··· Material to process ···

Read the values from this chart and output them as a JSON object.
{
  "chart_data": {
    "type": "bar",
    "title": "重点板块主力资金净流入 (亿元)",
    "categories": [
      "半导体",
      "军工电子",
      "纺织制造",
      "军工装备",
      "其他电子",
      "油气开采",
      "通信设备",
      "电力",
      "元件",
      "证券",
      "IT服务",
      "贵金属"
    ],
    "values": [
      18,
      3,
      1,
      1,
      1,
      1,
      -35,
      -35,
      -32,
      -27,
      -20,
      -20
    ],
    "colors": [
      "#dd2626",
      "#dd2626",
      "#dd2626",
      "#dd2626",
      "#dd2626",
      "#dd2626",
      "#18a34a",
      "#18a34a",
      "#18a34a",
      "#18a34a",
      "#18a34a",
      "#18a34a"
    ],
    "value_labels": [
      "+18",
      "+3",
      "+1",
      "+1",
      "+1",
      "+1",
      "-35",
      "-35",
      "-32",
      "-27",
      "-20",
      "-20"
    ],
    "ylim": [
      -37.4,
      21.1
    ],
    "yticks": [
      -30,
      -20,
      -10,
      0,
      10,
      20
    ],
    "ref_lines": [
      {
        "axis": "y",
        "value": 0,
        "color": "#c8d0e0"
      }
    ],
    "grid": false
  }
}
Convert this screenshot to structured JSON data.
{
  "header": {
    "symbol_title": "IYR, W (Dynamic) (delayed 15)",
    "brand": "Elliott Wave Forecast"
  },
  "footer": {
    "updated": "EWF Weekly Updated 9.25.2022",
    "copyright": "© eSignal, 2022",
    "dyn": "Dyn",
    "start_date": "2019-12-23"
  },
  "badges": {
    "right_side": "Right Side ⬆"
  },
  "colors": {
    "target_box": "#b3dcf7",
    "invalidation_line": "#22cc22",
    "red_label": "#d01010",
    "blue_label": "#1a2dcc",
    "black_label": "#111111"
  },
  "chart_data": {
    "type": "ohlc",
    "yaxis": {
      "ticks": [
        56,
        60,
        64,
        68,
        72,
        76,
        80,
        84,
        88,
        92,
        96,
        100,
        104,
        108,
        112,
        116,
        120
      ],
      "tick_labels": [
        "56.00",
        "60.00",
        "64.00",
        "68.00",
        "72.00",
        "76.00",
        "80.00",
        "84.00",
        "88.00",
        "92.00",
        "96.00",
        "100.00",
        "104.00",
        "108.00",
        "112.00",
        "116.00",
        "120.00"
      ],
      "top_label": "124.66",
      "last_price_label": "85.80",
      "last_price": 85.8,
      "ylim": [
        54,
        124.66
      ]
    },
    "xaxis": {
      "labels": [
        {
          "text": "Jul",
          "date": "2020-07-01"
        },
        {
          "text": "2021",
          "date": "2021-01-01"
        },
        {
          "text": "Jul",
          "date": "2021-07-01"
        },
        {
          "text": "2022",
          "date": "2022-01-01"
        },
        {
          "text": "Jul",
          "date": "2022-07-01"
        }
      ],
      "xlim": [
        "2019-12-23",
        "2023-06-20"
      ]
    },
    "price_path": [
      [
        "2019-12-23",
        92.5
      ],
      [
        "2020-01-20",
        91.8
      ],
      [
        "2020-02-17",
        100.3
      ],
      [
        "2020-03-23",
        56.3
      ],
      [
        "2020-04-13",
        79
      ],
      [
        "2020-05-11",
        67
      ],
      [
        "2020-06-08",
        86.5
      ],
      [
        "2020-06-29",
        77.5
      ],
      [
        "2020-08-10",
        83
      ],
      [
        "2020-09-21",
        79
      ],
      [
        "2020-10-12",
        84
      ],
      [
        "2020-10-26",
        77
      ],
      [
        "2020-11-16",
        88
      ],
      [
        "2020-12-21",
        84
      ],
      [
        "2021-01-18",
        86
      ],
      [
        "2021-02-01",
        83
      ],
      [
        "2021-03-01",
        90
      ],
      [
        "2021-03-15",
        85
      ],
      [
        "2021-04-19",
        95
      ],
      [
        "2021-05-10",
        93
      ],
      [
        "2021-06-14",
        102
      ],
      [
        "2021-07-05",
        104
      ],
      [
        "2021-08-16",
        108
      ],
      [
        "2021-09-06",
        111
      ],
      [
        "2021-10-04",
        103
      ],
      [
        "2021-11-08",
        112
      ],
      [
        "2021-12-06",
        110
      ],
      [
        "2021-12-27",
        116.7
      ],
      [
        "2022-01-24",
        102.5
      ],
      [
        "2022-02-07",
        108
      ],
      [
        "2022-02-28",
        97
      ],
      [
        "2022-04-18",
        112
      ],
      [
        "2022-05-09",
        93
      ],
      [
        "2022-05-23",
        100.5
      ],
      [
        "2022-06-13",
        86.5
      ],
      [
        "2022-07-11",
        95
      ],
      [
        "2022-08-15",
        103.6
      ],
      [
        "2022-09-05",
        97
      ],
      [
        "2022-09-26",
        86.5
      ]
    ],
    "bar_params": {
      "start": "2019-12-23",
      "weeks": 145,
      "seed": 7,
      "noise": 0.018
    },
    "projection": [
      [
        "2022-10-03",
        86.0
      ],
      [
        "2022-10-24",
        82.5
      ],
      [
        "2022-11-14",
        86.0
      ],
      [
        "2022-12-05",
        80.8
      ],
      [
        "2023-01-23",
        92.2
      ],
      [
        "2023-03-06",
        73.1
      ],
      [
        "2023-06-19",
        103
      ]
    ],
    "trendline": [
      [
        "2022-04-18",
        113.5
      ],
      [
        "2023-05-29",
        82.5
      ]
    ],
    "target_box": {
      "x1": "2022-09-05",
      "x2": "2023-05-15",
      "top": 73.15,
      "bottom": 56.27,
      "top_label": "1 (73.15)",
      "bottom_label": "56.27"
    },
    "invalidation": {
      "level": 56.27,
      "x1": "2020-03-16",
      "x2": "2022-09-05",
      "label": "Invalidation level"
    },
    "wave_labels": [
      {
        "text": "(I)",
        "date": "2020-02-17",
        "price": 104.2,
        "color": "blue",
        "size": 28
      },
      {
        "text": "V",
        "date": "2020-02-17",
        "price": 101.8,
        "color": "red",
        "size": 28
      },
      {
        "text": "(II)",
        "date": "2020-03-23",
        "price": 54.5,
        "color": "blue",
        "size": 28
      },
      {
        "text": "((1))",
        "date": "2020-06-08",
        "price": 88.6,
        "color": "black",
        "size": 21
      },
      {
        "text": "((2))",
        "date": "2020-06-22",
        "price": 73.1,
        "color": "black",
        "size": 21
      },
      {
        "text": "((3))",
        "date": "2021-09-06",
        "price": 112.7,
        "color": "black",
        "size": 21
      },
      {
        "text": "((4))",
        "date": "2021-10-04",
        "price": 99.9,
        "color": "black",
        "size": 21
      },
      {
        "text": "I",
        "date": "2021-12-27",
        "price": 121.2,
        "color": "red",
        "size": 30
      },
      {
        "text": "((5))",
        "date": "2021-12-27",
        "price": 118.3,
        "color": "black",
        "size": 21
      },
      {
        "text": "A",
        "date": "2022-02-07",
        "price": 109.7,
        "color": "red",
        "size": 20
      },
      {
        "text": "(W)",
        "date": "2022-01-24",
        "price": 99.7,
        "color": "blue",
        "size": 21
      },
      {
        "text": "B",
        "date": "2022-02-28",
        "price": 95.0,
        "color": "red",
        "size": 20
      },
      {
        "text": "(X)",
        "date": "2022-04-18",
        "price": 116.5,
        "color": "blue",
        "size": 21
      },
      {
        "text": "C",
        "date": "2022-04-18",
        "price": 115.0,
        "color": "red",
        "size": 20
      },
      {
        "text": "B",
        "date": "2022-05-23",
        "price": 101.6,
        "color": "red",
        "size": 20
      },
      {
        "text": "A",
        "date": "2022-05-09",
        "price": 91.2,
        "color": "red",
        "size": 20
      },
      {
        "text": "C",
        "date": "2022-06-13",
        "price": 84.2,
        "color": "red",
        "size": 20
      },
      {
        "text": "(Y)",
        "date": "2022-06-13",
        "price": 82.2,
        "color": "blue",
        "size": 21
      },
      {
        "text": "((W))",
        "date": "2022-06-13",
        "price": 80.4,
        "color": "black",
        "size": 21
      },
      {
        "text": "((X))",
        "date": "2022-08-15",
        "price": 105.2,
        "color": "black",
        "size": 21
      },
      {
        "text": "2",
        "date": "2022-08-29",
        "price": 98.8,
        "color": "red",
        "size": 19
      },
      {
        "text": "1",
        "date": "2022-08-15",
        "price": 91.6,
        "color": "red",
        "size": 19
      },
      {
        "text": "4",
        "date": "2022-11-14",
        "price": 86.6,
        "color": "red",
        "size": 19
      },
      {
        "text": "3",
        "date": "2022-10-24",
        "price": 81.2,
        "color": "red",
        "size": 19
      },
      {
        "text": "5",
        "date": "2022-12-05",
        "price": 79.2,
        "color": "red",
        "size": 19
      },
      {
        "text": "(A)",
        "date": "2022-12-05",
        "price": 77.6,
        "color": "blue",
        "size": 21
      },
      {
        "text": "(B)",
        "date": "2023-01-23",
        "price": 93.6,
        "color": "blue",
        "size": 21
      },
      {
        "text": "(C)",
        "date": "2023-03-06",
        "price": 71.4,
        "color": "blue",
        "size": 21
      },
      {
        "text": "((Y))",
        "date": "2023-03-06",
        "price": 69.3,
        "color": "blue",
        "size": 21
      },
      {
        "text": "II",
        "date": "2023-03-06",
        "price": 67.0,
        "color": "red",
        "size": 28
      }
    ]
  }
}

···

= Direction =
Filter the records for lines holding the string "this". Copy each one.

= Finished answer =
Read the values from this chart and output them as a JSON object.
Convert this screenshot to structured JSON data.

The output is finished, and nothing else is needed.